EPFL startups DemoSquare and NanoDecoder awarded an Innogrant
The Foundation for Technological Innovation (FIT) selection committee has awarded two Innogrants of CHF100,000 each to EPFL startups DemoSquare and NanoDecoder. The grant will help the startups develop their first minimum viable product.
DemoSquare – Victor Kristof
The FIT selection committee has awarded an Innogrant of CHF100,000 to DemoSquare – an EPFL spinoff that aims to make the democratic process more transparent and more accessible.
With the law-making process getting more and more complex each year, it becomes more difficult to follow and understand its intricacies. Political organisations miss important items and topics and companies struggle to keep up with regulatory changes. While many organisations use monitoring companies
to keep an eye on what’s going on, these agencies can be expensive and it takes time to gather all the information together.
DemoSquare has developed an AI-based technology that automates this process. This online platform provides an integrated, comprehensive, and efficient way to access, process, and analyze political and legal data. It can be used by anyone – from citizens to lawyers and from journalists to businesses – to monitor the democratic process and extractunique, hidden insights automatically. The team will use their grant to develop their first minimum viable product with a planned launch date of May 2023.
NanoDecoder – Sailan Shui
The FIT selection committee is pleased to announce they have made an Innogrant award of CHF100,000 to NanoDecoder – an EPFL-based project whose technology aims to stop counterfeiting and the illicit trade of goods.
Counterfeiting accounts for 2.5% of global trade. Of all the industries affected by counterfeted products, clothing is the worst hit. It’s estimated the fashion industry lost more than $50b in 2020 alone due to the sale of fake products.
There are many different methods of tracking, tracing, and authentication products but they all have weaknesses. The team at Nanodecoder believe they have found a solution. They have developed technology which allows the quick, mobile, and reliable authentication of goods through protein molecules. Molecules are added to the product and acts like an invisible barcode. With NanoDecoder’s technology, these barcodes can be scanned on the ground without the need to wait for lab results.
The team will use their grant to develop their first minimum viable product. They are looking to incorporate and commercialise their technology later in 2023.

Records shown:
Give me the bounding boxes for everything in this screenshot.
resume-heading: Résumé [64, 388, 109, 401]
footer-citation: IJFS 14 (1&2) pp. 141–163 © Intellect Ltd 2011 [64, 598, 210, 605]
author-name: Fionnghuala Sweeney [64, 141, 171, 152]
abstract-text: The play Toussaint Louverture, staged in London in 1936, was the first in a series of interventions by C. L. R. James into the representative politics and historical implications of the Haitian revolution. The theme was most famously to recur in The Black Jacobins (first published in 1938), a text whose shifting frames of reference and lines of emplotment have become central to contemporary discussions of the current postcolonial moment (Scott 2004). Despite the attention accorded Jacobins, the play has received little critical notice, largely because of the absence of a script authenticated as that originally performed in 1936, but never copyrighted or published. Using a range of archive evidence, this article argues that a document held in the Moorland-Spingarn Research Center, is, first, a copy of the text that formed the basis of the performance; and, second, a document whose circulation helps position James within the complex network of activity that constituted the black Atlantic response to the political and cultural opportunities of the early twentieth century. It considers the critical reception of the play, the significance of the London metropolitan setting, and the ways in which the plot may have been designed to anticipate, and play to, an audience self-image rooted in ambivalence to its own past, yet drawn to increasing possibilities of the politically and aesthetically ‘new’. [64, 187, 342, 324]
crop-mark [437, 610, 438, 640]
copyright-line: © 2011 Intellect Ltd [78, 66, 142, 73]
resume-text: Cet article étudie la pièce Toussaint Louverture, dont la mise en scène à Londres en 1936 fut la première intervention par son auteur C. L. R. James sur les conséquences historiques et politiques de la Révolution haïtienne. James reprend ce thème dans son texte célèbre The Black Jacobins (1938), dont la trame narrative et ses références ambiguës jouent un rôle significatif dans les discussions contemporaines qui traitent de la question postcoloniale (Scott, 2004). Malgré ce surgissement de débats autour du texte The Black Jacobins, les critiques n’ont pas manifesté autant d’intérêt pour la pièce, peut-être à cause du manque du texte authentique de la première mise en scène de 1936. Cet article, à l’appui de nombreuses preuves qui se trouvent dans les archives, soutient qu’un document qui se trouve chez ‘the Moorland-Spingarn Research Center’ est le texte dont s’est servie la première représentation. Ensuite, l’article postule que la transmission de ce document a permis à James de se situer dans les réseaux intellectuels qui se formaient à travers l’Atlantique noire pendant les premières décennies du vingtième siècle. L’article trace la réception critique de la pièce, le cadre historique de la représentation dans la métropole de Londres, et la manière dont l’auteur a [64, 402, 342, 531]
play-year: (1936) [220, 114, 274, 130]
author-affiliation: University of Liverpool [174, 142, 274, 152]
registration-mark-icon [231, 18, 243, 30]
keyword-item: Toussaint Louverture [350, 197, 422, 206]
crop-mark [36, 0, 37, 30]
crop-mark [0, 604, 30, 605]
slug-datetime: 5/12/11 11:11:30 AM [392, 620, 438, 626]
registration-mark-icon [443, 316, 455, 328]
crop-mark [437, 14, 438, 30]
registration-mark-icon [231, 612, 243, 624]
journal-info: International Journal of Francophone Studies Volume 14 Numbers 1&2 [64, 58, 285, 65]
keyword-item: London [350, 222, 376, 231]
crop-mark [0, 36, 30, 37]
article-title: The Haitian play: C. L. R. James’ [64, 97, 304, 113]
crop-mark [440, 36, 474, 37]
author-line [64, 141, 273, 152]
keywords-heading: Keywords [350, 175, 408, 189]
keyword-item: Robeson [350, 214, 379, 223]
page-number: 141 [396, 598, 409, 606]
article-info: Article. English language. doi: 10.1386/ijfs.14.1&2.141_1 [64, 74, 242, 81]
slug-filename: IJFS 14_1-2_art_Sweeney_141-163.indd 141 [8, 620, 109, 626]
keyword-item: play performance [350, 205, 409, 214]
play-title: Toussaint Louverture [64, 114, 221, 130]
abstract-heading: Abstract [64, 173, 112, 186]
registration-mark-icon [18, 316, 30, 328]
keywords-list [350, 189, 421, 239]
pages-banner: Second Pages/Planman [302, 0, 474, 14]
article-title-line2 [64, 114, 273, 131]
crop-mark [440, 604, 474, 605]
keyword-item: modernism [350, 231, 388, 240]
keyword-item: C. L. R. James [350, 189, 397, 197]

Task set:
1) From the Innogrant announcement, write out again the part that opens with "DemoSquare has developed" and closes with "trade of goods.", switching "online platform" to "web service".
2) According to the Innogrant announcement, how much did the fashion industry lose in 2020 to the sale of fake products?

Results of the tasks:
1)
DemoSquare has developed an AI-based technology that automates this process. This web service provides an integrated, comprehensive, and efficient way to access, process, and analyze political and legal data. It can be used by anyone – from citizens to lawyers and from journalists to businesses – to monitor the democratic process and extractunique, hidden insights automatically. The team will use their grant to develop their first minimum viable product with a planned launch date of May 2023.
NanoDecoder – Sailan Shui
The FIT selection committee is pleased to announce they have made an Innogrant award of CHF100,000 to NanoDecoder – an EPFL-based project whose technology aims to stop counterfeiting and the illicit trade of goods.

2) More than $50b.